━━ ФРАГМЕНТ ТЕКСТА

Орлова: Условно. Люди, которых интересует еще художественное качество того или иного памятника.

Щербаков: Люди, которых интересует не только мышление. Когда начинаешь проверять, то довольно получается банальное, это уже такие штампчики. Сейчас возникло мещанство, штампы и мещанство. Я вот недавно был в ArtPlay, выставка, и там Пикассо, Матисс, то что было что-то такое. Ходят парочки, смотрят, для них это уже сладкая пища, это гламур. Они сделали гламур из Раушенберга, из Уорхола.

Лобков: Прошу прощения, что спрашиваю. А разве Владимир – не гламур? Мне кажется, у кого-то была сложнейшая история духовная, ведь это же кровавый, абсолютно кровавый славянский деспот, который осаждал этот город, который, извините, насиловал прилюдно. И вот как раз показать преображение его в православного святого, а у вас он уже готовый святой. Мне кажется, что с этой точки зрения могут быть возражения.

━━━━

Продублируйте из фрагмента беседы всё, начиная со слов «Щербаков: Люди, которых» и до слов «Раушенберга, из Уорхола.» включительно.

━━ ИСХОДНЫЕ ДАННЫЕ

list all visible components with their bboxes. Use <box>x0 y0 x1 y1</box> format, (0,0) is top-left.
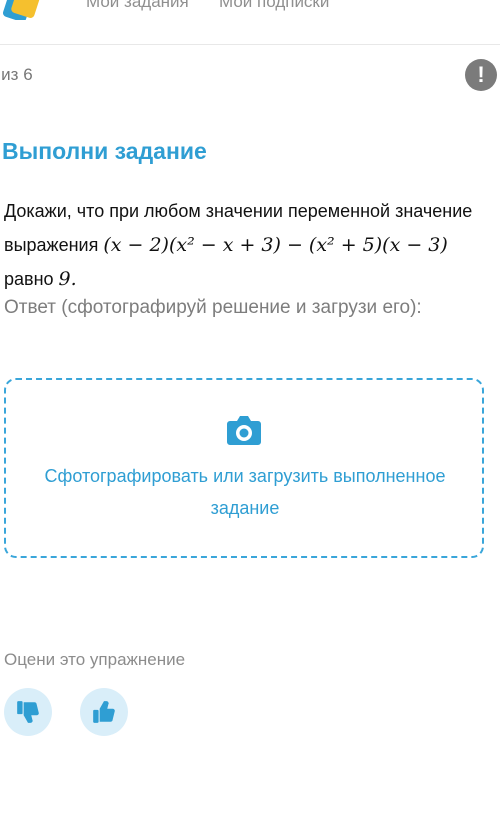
rating-label: Оцени это упражнение <box>4 650 186 669</box>
math-expression: (x − 2)(x² − x + 3) − (x² + 5)(x − 3) <box>103 234 448 256</box>
thumbs-down-icon <box>17 701 39 723</box>
exercise-progress: 6 из 6 <box>0 65 33 84</box>
task-statement: Докажи, что при любом значении переменно… <box>4 194 474 296</box>
result-value: 9. <box>58 268 77 290</box>
tab-my-subscriptions[interactable]: Мои подписки <box>219 0 329 12</box>
answer-prompt: Ответ (сфотографируй решение и загрузи е… <box>4 297 422 318</box>
exclamation-icon: ! <box>477 62 485 87</box>
dislike-button[interactable] <box>4 688 52 736</box>
report-problem-button[interactable]: ! <box>465 59 497 91</box>
thumbs-up-icon <box>93 701 115 723</box>
top-navigation: Мои задания Мои подписки <box>0 0 500 45</box>
page-title: Выполни задание <box>2 138 207 164</box>
upload-label[interactable]: Сфотографировать или загрузить выполненн… <box>40 460 450 524</box>
tab-my-tasks[interactable]: Мои задания <box>86 0 189 12</box>
statement-text-2: равно <box>4 269 59 289</box>
camera-icon[interactable] <box>226 412 262 446</box>
app-logo[interactable] <box>0 0 46 20</box>
like-button[interactable] <box>80 688 128 736</box>
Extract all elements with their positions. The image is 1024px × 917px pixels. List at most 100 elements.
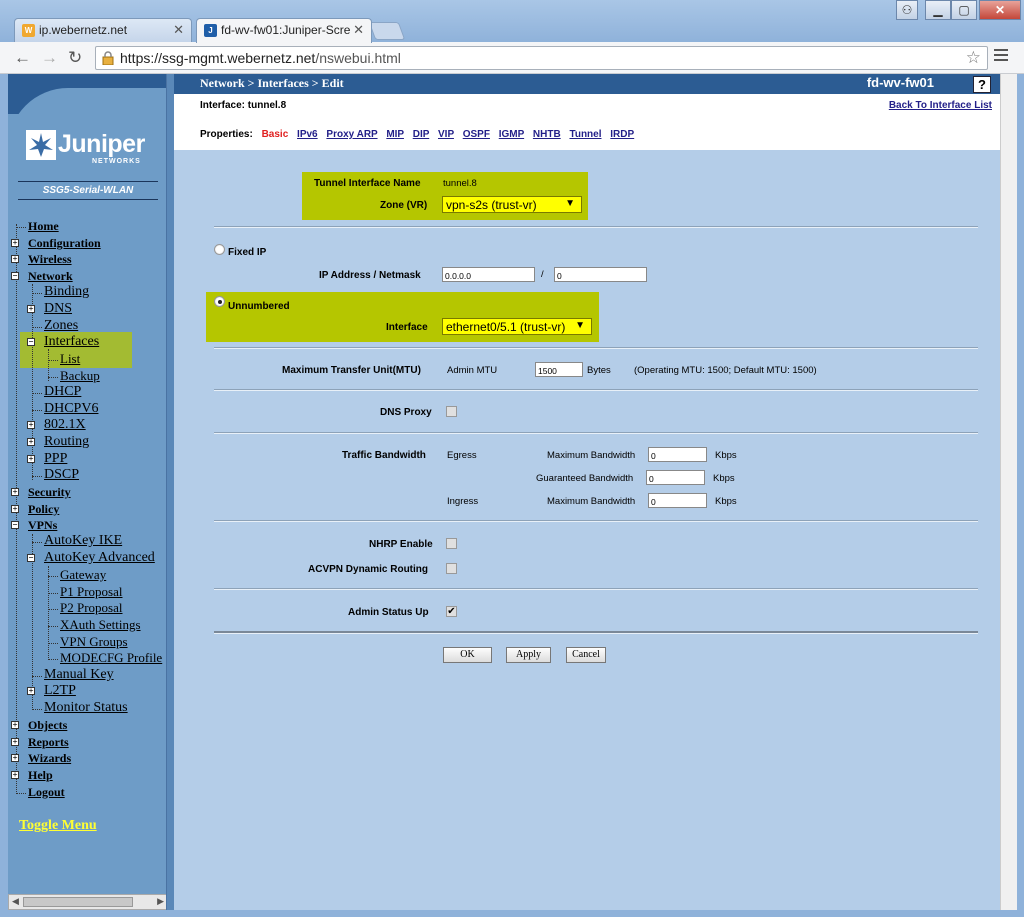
nav-p1-proposal[interactable]: P1 Proposal — [48, 584, 122, 600]
tab-mip[interactable]: MIP — [386, 129, 404, 140]
collapse-minus-icon[interactable]: − — [11, 521, 19, 529]
nav-zones[interactable]: Zones — [32, 318, 78, 334]
collapse-minus-icon[interactable]: − — [27, 554, 35, 562]
nav-ppp[interactable]: + PPP — [27, 451, 67, 467]
nav-list[interactable]: List — [48, 351, 80, 367]
nav-autokey-advanced[interactable]: − AutoKey Advanced — [27, 550, 155, 566]
acvpn-dynamic-routing-checkbox[interactable] — [446, 563, 457, 574]
interface-select[interactable]: ethernet0/5.1 (trust-vr) ▼ — [442, 318, 592, 335]
close-icon[interactable]: ✕ — [350, 22, 364, 38]
zone-select[interactable]: vpn-s2s (trust-vr) ▼ — [442, 196, 582, 213]
expand-plus-icon[interactable]: + — [27, 438, 35, 446]
nav-configuration[interactable]: + Configuration — [11, 236, 101, 252]
ok-button[interactable]: OK — [443, 647, 492, 663]
back-to-interface-list-link[interactable]: Back To Interface List — [889, 100, 992, 111]
dns-proxy-checkbox[interactable] — [446, 406, 457, 417]
nav-8021x[interactable]: +802.1X — [27, 417, 86, 433]
expand-plus-icon[interactable]: + — [11, 255, 19, 263]
expand-plus-icon[interactable]: + — [27, 305, 35, 313]
nav-vpns[interactable]: − VPNs — [11, 518, 57, 534]
nav-help[interactable]: + Help — [11, 768, 53, 784]
expand-plus-icon[interactable]: + — [11, 771, 19, 779]
collapse-minus-icon[interactable]: − — [11, 272, 19, 280]
user-icon[interactable]: ⚇ — [896, 0, 918, 20]
egress-guaranteed-bandwidth-input[interactable] — [646, 470, 705, 485]
cancel-button[interactable]: Cancel — [566, 647, 606, 663]
nav-dns[interactable]: + DNS — [27, 301, 72, 317]
window-close-button[interactable]: ✕ — [979, 0, 1021, 20]
nav-wireless[interactable]: + Wireless — [11, 252, 72, 268]
forward-arrow-icon[interactable]: → — [41, 48, 58, 68]
expand-plus-icon[interactable]: + — [27, 455, 35, 463]
browser-tab-juniper[interactable]: J fd-wv-fw01:Juniper-Scree ✕ — [196, 18, 372, 43]
admin-status-up-checkbox[interactable]: ✔ — [446, 606, 457, 617]
nav-vpn-groups[interactable]: VPN Groups — [48, 634, 128, 650]
scroll-right-icon[interactable]: ▶ — [157, 896, 164, 907]
expand-plus-icon[interactable]: + — [11, 488, 19, 496]
nav-backup[interactable]: Backup — [48, 368, 100, 384]
tab-proxy-arp[interactable]: Proxy ARP — [326, 129, 377, 140]
minimize-button[interactable]: ▁ — [925, 0, 951, 20]
nhrp-enable-checkbox[interactable] — [446, 538, 457, 549]
apply-button[interactable]: Apply — [506, 647, 551, 663]
nav-binding[interactable]: Binding — [32, 284, 89, 300]
expand-plus-icon[interactable]: + — [11, 754, 19, 762]
nav-dhcp[interactable]: DHCP — [32, 384, 81, 400]
admin-mtu-input[interactable] — [535, 362, 583, 377]
frame-divider[interactable] — [166, 74, 174, 910]
scroll-left-icon[interactable]: ◀ — [12, 896, 19, 907]
tab-irdp[interactable]: IRDP — [610, 129, 634, 140]
help-button[interactable]: ? — [973, 76, 991, 93]
netmask-input[interactable] — [554, 267, 647, 282]
nav-objects[interactable]: + Objects — [11, 718, 67, 734]
nav-manual-key[interactable]: Manual Key — [32, 667, 114, 683]
nav-l2tp[interactable]: + L2TP — [27, 683, 76, 699]
expand-plus-icon[interactable]: + — [11, 239, 19, 247]
tab-tunnel[interactable]: Tunnel — [569, 129, 601, 140]
browser-menu-icon[interactable] — [994, 49, 1008, 64]
nav-p2-proposal[interactable]: P2 Proposal — [48, 600, 122, 616]
egress-max-bandwidth-input[interactable] — [648, 447, 707, 462]
main-vertical-scrollbar[interactable] — [1000, 74, 1017, 910]
nav-home[interactable]: Home — [16, 219, 59, 235]
tab-basic[interactable]: Basic — [262, 129, 289, 140]
tab-igmp[interactable]: IGMP — [499, 129, 524, 140]
nav-routing[interactable]: + Routing — [27, 434, 89, 450]
expand-plus-icon[interactable]: + — [11, 721, 19, 729]
sidebar-horizontal-scrollbar[interactable]: ◀ ▶ — [8, 894, 168, 910]
tab-dip[interactable]: DIP — [413, 129, 430, 140]
expand-plus-icon[interactable]: + — [11, 505, 19, 513]
expand-plus-icon[interactable]: + — [27, 687, 35, 695]
nav-interfaces[interactable]: − Interfaces — [27, 334, 99, 350]
ip-address-input[interactable] — [442, 267, 535, 282]
nav-wizards[interactable]: + Wizards — [11, 751, 71, 767]
nav-policy[interactable]: + Policy — [11, 502, 59, 518]
expand-plus-icon[interactable]: + — [11, 738, 19, 746]
ingress-max-bandwidth-input[interactable] — [648, 493, 707, 508]
bookmark-star-icon[interactable]: ☆ — [966, 48, 981, 68]
nav-gateway[interactable]: Gateway — [48, 567, 106, 583]
reload-icon[interactable]: ↻ — [68, 48, 82, 68]
nav-logout[interactable]: Logout — [16, 785, 65, 801]
nav-dhcpv6[interactable]: DHCPV6 — [32, 401, 98, 417]
expand-plus-icon[interactable]: + — [27, 421, 35, 429]
browser-tab-webernetz[interactable]: W ip.webernetz.net ✕ — [14, 18, 192, 42]
maximize-button[interactable]: ▢ — [951, 0, 977, 20]
unnumbered-radio[interactable] — [214, 296, 225, 307]
nav-modecfg-profile[interactable]: MODECFG Profile — [48, 650, 162, 666]
tab-nhtb[interactable]: NHTB — [533, 129, 561, 140]
nav-network[interactable]: − Network — [11, 269, 73, 285]
back-arrow-icon[interactable]: ← — [14, 48, 31, 68]
nav-dscp[interactable]: DSCP — [32, 467, 79, 483]
address-bar[interactable]: https://ssg-mgmt.webernetz.net/nswebui.h… — [95, 46, 988, 70]
scrollbar-thumb[interactable] — [23, 897, 133, 907]
tab-ipv6[interactable]: IPv6 — [297, 129, 318, 140]
new-tab-button[interactable] — [368, 22, 406, 40]
nav-xauth-settings[interactable]: XAuth Settings — [48, 617, 141, 633]
close-icon[interactable]: ✕ — [173, 22, 184, 38]
collapse-minus-icon[interactable]: − — [27, 338, 35, 346]
toggle-menu-link[interactable]: Toggle Menu — [19, 818, 97, 834]
nav-security[interactable]: + Security — [11, 485, 71, 501]
fixed-ip-radio[interactable] — [214, 244, 225, 255]
nav-monitor-status[interactable]: Monitor Status — [32, 700, 128, 716]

━━━━

*ПРАВИЛЬНЫЙ ОТВЕТ*
Щербаков: Люди, которых интересует не только мышление. Когда начинаешь проверять, то довольно получается банальное, это уже такие штампчики. Сейчас возникло мещанство, штампы и мещанство. Я вот недавно был в ArtPlay, выставка, и там Пикассо, Матисс, то что было что-то такое. Ходят парочки, смотрят, для них это уже сладкая пища, это гламур. Они сделали гламур из Раушенберга, из Уорхола.